Do this
Repeat the records below exactly, leaving out any pictures.

Material supplied
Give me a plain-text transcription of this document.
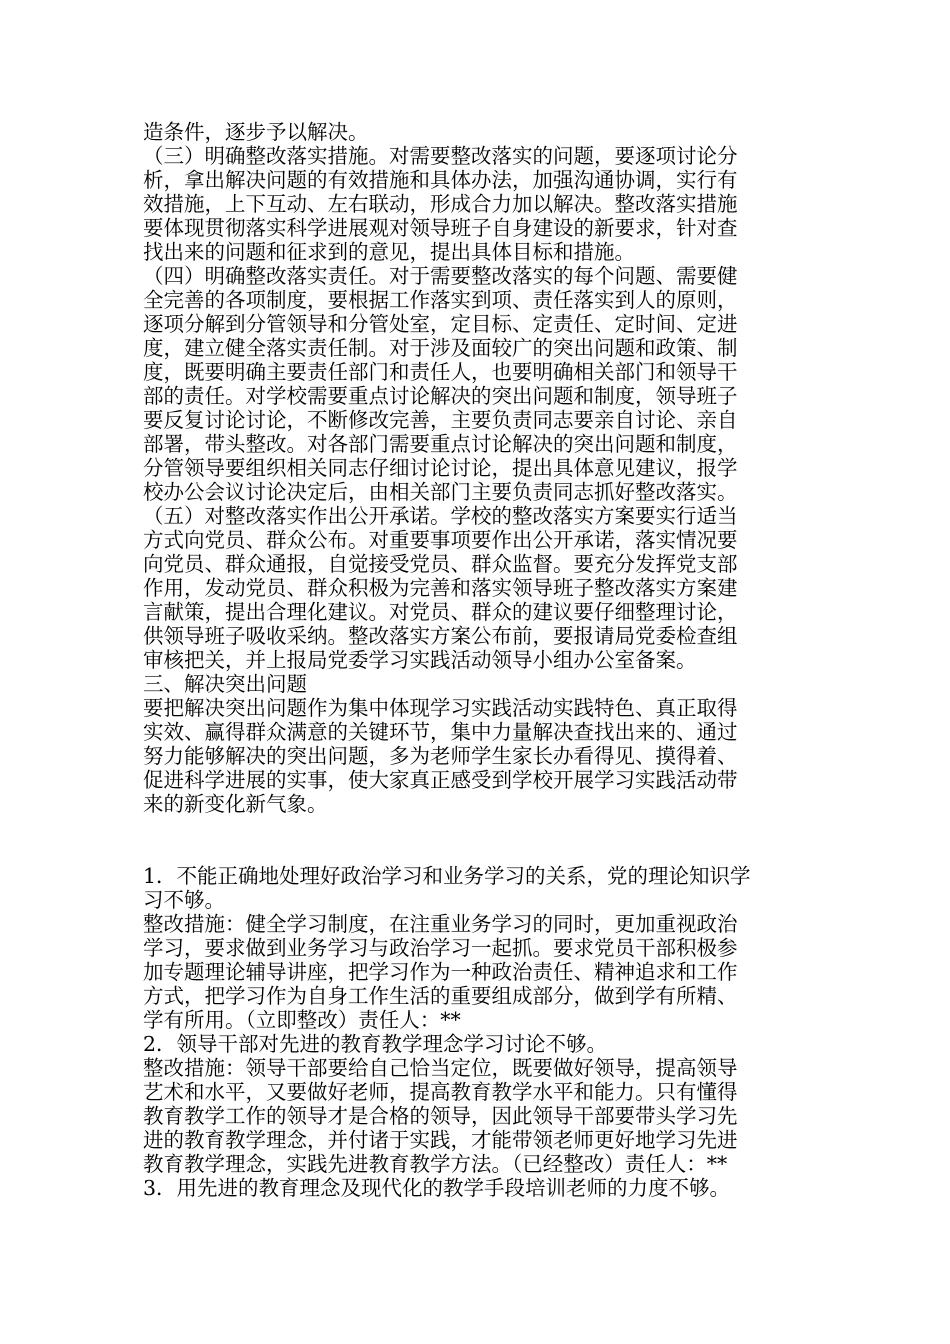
造条件，逐步予以解决。
（三）明确整改落实措施。对需要整改落实的问题，要逐项讨论分
析，拿出解决问题的有效措施和具体办法，加强沟通协调，实行有
效措施，上下互动、左右联动，形成合力加以解决。整改落实措施
要体现贯彻落实科学进展观对领导班子自身建设的新要求，针对查
找出来的问题和征求到的意见，提出具体目标和措施。
（四）明确整改落实责任。对于需要整改落实的每个问题、需要健
全完善的各项制度，要根据工作落实到项、责任落实到人的原则，
逐项分解到分管领导和分管处室，定目标、定责任、定时间、定进
度，建立健全落实责任制。对于涉及面较广的突出问题和政策、制
度，既要明确主要责任部门和责任人，也要明确相关部门和领导干
部的责任。对学校需要重点讨论解决的突出问题和制度，领导班子
要反复讨论讨论，不断修改完善，主要负责同志要亲自讨论、亲自
部署，带头整改。对各部门需要重点讨论解决的突出问题和制度，
分管领导要组织相关同志仔细讨论讨论，提出具体意见建议，报学
校办公会议讨论决定后，由相关部门主要负责同志抓好整改落实。
（五）对整改落实作出公开承诺。学校的整改落实方案要实行适当
方式向党员、群众公布。对重要事项要作出公开承诺，落实情况要
向党员、群众通报，自觉接受党员、群众监督。要充分发挥党支部
作用，发动党员、群众积极为完善和落实领导班子整改落实方案建
言献策，提出合理化建议。对党员、群众的建议要仔细整理讨论，
供领导班子吸收采纳。整改落实方案公布前，要报请局党委检查组
审核把关，并上报局党委学习实践活动领导小组办公室备案。
三、解决突出问题
要把解决突出问题作为集中体现学习实践活动实践特色、真正取得
实效、赢得群众满意的关键环节，集中力量解决查找出来的、通过
努力能够解决的突出问题，多为老师学生家长办看得见、摸得着、
促进科学进展的实事，使大家真正感受到学校开展学习实践活动带
来的新变化新气象。
1．不能正确地处理好政治学习和业务学习的关系，党的理论知识学
习不够。
整改措施：健全学习制度，在注重业务学习的同时，更加重视政治
学习，要求做到业务学习与政治学习一起抓。要求党员干部积极参
加专题理论辅导讲座，把学习作为一种政治责任、精神追求和工作
方式，把学习作为自身工作生活的重要组成部分，做到学有所精、
学有所用。（立即整改）责任人：**
2．领导干部对先进的教育教学理念学习讨论不够。
整改措施：领导干部要给自己恰当定位，既要做好领导，提高领导
艺术和水平，又要做好老师，提高教育教学水平和能力。只有懂得
教育教学工作的领导才是合格的领导，因此领导干部要带头学习先
进的教育教学理念，并付诸于实践，才能带领老师更好地学习先进
教育教学理念，实践先进教育教学方法。（已经整改）责任人：**
3．用先进的教育理念及现代化的教学手段培训老师的力度不够。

Expected answer
Give me a plain-text transcription of this document.
造条件，逐步予以解决。
（三）明确整改落实措施。对需要整改落实的问题，要逐项讨论分
析，拿出解决问题的有效措施和具体办法，加强沟通协调，实行有
效措施，上下互动、左右联动，形成合力加以解决。整改落实措施
要体现贯彻落实科学进展观对领导班子自身建设的新要求，针对查
找出来的问题和征求到的意见，提出具体目标和措施。
（四）明确整改落实责任。对于需要整改落实的每个问题、需要健
全完善的各项制度，要根据工作落实到项、责任落实到人的原则，
逐项分解到分管领导和分管处室，定目标、定责任、定时间、定进
度，建立健全落实责任制。对于涉及面较广的突出问题和政策、制
度，既要明确主要责任部门和责任人，也要明确相关部门和领导干
部的责任。对学校需要重点讨论解决的突出问题和制度，领导班子
要反复讨论讨论，不断修改完善，主要负责同志要亲自讨论、亲自
部署，带头整改。对各部门需要重点讨论解决的突出问题和制度，
分管领导要组织相关同志仔细讨论讨论，提出具体意见建议，报学
校办公会议讨论决定后，由相关部门主要负责同志抓好整改落实。
（五）对整改落实作出公开承诺。学校的整改落实方案要实行适当
方式向党员、群众公布。对重要事项要作出公开承诺，落实情况要
向党员、群众通报，自觉接受党员、群众监督。要充分发挥党支部
作用，发动党员、群众积极为完善和落实领导班子整改落实方案建
言献策，提出合理化建议。对党员、群众的建议要仔细整理讨论，
供领导班子吸收采纳。整改落实方案公布前，要报请局党委检查组
审核把关，并上报局党委学习实践活动领导小组办公室备案。
三、解决突出问题
要把解决突出问题作为集中体现学习实践活动实践特色、真正取得
实效、赢得群众满意的关键环节，集中力量解决查找出来的、通过
努力能够解决的突出问题，多为老师学生家长办看得见、摸得着、
促进科学进展的实事，使大家真正感受到学校开展学习实践活动带
来的新变化新气象。
1．不能正确地处理好政治学习和业务学习的关系，党的理论知识学
习不够。
整改措施：健全学习制度，在注重业务学习的同时，更加重视政治
学习，要求做到业务学习与政治学习一起抓。要求党员干部积极参
加专题理论辅导讲座，把学习作为一种政治责任、精神追求和工作
方式，把学习作为自身工作生活的重要组成部分，做到学有所精、
学有所用。（立即整改）责任人：**
2．领导干部对先进的教育教学理念学习讨论不够。
整改措施：领导干部要给自己恰当定位，既要做好领导，提高领导
艺术和水平，又要做好老师，提高教育教学水平和能力。只有懂得
教育教学工作的领导才是合格的领导，因此领导干部要带头学习先
进的教育教学理念，并付诸于实践，才能带领老师更好地学习先进
教育教学理念，实践先进教育教学方法。（已经整改）责任人：**
3．用先进的教育理念及现代化的教学手段培训老师的力度不够。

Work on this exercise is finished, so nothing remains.